Transcribe the whole listing below without changing a word, but leave out every image.
---- Given records
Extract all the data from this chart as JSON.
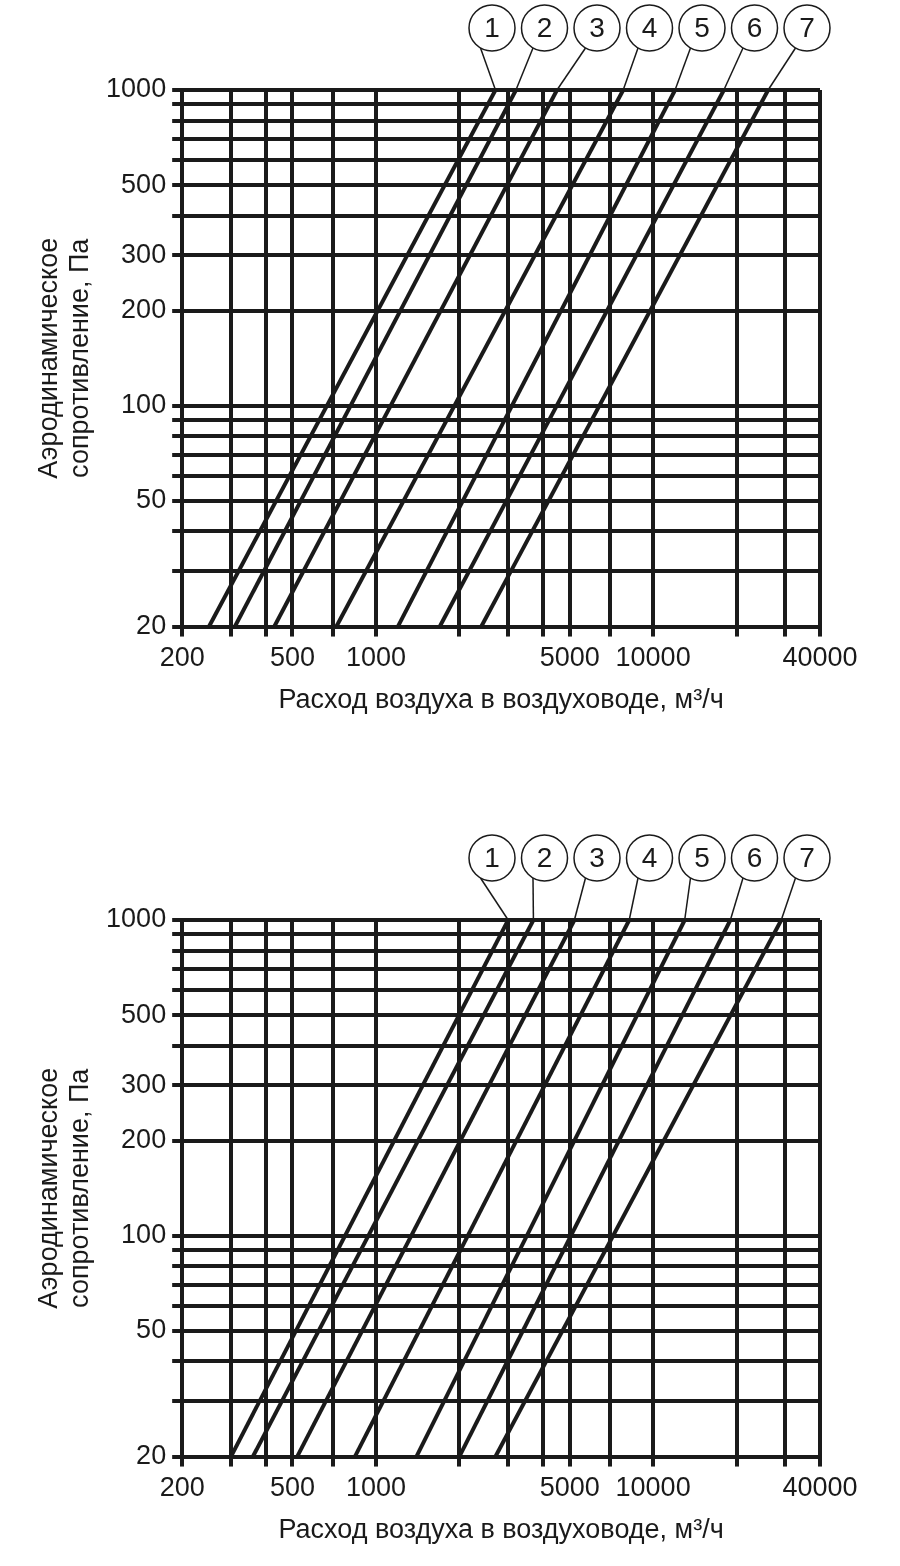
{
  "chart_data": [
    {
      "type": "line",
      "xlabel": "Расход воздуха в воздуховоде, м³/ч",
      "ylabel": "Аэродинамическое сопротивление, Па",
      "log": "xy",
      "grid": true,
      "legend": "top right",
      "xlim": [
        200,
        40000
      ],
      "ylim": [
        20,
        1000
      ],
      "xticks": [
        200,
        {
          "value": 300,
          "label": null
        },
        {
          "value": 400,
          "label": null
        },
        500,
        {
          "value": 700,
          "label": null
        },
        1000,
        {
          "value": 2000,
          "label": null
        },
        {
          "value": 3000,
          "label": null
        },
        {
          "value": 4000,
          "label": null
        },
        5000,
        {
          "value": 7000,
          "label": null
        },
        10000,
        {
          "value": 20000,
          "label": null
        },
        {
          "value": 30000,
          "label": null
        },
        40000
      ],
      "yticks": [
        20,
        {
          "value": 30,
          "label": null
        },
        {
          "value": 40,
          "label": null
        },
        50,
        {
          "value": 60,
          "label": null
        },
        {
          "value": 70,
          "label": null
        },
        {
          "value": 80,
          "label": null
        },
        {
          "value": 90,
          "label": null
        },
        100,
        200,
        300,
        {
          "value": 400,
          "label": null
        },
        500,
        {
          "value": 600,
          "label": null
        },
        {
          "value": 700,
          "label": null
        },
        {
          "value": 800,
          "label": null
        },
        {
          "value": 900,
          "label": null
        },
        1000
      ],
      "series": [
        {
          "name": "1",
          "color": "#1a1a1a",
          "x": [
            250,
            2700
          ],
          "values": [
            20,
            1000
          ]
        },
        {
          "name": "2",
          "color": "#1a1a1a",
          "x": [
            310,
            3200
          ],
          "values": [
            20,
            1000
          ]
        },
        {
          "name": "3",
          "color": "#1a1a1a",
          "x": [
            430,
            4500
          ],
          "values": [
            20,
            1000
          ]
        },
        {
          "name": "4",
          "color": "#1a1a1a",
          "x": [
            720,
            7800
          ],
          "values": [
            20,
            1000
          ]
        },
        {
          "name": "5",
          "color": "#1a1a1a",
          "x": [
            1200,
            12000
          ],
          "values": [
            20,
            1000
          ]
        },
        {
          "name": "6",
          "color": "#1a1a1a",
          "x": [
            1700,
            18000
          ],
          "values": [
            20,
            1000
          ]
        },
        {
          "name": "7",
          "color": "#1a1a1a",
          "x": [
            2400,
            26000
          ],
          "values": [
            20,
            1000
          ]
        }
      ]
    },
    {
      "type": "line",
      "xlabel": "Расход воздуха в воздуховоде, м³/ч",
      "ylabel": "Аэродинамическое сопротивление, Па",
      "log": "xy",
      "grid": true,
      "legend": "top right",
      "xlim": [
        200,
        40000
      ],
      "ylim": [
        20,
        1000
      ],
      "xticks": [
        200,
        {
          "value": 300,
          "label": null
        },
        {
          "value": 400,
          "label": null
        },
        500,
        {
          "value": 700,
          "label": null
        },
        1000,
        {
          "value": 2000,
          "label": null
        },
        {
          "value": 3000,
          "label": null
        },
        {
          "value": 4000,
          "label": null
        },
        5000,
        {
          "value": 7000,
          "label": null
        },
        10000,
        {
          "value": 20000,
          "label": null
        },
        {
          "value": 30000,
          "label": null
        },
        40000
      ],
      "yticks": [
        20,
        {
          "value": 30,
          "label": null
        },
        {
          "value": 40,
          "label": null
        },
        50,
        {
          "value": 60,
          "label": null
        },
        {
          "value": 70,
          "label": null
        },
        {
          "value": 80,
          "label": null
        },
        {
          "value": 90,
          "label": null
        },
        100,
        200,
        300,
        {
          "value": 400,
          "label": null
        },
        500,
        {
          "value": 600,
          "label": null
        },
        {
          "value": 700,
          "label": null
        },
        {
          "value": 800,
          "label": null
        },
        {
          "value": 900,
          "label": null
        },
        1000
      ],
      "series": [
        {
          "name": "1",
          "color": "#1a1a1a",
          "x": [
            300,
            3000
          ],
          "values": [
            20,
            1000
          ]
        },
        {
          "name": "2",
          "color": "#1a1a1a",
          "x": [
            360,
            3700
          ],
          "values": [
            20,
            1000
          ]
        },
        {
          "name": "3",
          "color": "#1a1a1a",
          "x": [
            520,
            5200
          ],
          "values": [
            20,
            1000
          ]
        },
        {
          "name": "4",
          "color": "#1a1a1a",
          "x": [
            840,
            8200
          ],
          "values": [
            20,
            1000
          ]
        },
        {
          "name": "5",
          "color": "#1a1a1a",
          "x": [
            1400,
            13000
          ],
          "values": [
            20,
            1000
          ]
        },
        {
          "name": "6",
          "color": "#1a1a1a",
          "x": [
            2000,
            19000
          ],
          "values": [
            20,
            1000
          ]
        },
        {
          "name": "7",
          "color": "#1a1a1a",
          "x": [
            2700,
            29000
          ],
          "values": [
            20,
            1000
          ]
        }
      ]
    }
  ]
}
--------
* _Exercise solution_:
Extract all the data from this chart as JSON.
{
  "chart_data": [
    {
      "type": "line",
      "xlabel": "Расход воздуха в воздуховоде, м³/ч",
      "ylabel": "Аэродинамическое сопротивление, Па",
      "log": "xy",
      "grid": true,
      "legend": "top right",
      "xlim": [
        200,
        40000
      ],
      "ylim": [
        20,
        1000
      ],
      "xticks": [
        200,
        {
          "value": 300,
          "label": null
        },
        {
          "value": 400,
          "label": null
        },
        500,
        {
          "value": 700,
          "label": null
        },
        1000,
        {
          "value": 2000,
          "label": null
        },
        {
          "value": 3000,
          "label": null
        },
        {
          "value": 4000,
          "label": null
        },
        5000,
        {
          "value": 7000,
          "label": null
        },
        10000,
        {
          "value": 20000,
          "label": null
        },
        {
          "value": 30000,
          "label": null
        },
        40000
      ],
      "yticks": [
        20,
        {
          "value": 30,
          "label": null
        },
        {
          "value": 40,
          "label": null
        },
        50,
        {
          "value": 60,
          "label": null
        },
        {
          "value": 70,
          "label": null
        },
        {
          "value": 80,
          "label": null
        },
        {
          "value": 90,
          "label": null
        },
        100,
        200,
        300,
        {
          "value": 400,
          "label": null
        },
        500,
        {
          "value": 600,
          "label": null
        },
        {
          "value": 700,
          "label": null
        },
        {
          "value": 800,
          "label": null
        },
        {
          "value": 900,
          "label": null
        },
        1000
      ],
      "series": [
        {
          "name": "1",
          "color": "#1a1a1a",
          "x": [
            250,
            2700
          ],
          "values": [
            20,
            1000
          ]
        },
        {
          "name": "2",
          "color": "#1a1a1a",
          "x": [
            310,
            3200
          ],
          "values": [
            20,
            1000
          ]
        },
        {
          "name": "3",
          "color": "#1a1a1a",
          "x": [
            430,
            4500
          ],
          "values": [
            20,
            1000
          ]
        },
        {
          "name": "4",
          "color": "#1a1a1a",
          "x": [
            720,
            7800
          ],
          "values": [
            20,
            1000
          ]
        },
        {
          "name": "5",
          "color": "#1a1a1a",
          "x": [
            1200,
            12000
          ],
          "values": [
            20,
            1000
          ]
        },
        {
          "name": "6",
          "color": "#1a1a1a",
          "x": [
            1700,
            18000
          ],
          "values": [
            20,
            1000
          ]
        },
        {
          "name": "7",
          "color": "#1a1a1a",
          "x": [
            2400,
            26000
          ],
          "values": [
            20,
            1000
          ]
        }
      ]
    },
    {
      "type": "line",
      "xlabel": "Расход воздуха в воздуховоде, м³/ч",
      "ylabel": "Аэродинамическое сопротивление, Па",
      "log": "xy",
      "grid": true,
      "legend": "top right",
      "xlim": [
        200,
        40000
      ],
      "ylim": [
        20,
        1000
      ],
      "xticks": [
        200,
        {
          "value": 300,
          "label": null
        },
        {
          "value": 400,
          "label": null
        },
        500,
        {
          "value": 700,
          "label": null
        },
        1000,
        {
          "value": 2000,
          "label": null
        },
        {
          "value": 3000,
          "label": null
        },
        {
          "value": 4000,
          "label": null
        },
        5000,
        {
          "value": 7000,
          "label": null
        },
        10000,
        {
          "value": 20000,
          "label": null
        },
        {
          "value": 30000,
          "label": null
        },
        40000
      ],
      "yticks": [
        20,
        {
          "value": 30,
          "label": null
        },
        {
          "value": 40,
          "label": null
        },
        50,
        {
          "value": 60,
          "label": null
        },
        {
          "value": 70,
          "label": null
        },
        {
          "value": 80,
          "label": null
        },
        {
          "value": 90,
          "label": null
        },
        100,
        200,
        300,
        {
          "value": 400,
          "label": null
        },
        500,
        {
          "value": 600,
          "label": null
        },
        {
          "value": 700,
          "label": null
        },
        {
          "value": 800,
          "label": null
        },
        {
          "value": 900,
          "label": null
        },
        1000
      ],
      "series": [
        {
          "name": "1",
          "color": "#1a1a1a",
          "x": [
            300,
            3000
          ],
          "values": [
            20,
            1000
          ]
        },
        {
          "name": "2",
          "color": "#1a1a1a",
          "x": [
            360,
            3700
          ],
          "values": [
            20,
            1000
          ]
        },
        {
          "name": "3",
          "color": "#1a1a1a",
          "x": [
            520,
            5200
          ],
          "values": [
            20,
            1000
          ]
        },
        {
          "name": "4",
          "color": "#1a1a1a",
          "x": [
            840,
            8200
          ],
          "values": [
            20,
            1000
          ]
        },
        {
          "name": "5",
          "color": "#1a1a1a",
          "x": [
            1400,
            13000
          ],
          "values": [
            20,
            1000
          ]
        },
        {
          "name": "6",
          "color": "#1a1a1a",
          "x": [
            2000,
            19000
          ],
          "values": [
            20,
            1000
          ]
        },
        {
          "name": "7",
          "color": "#1a1a1a",
          "x": [
            2700,
            29000
          ],
          "values": [
            20,
            1000
          ]
        }
      ]
    }
  ]
}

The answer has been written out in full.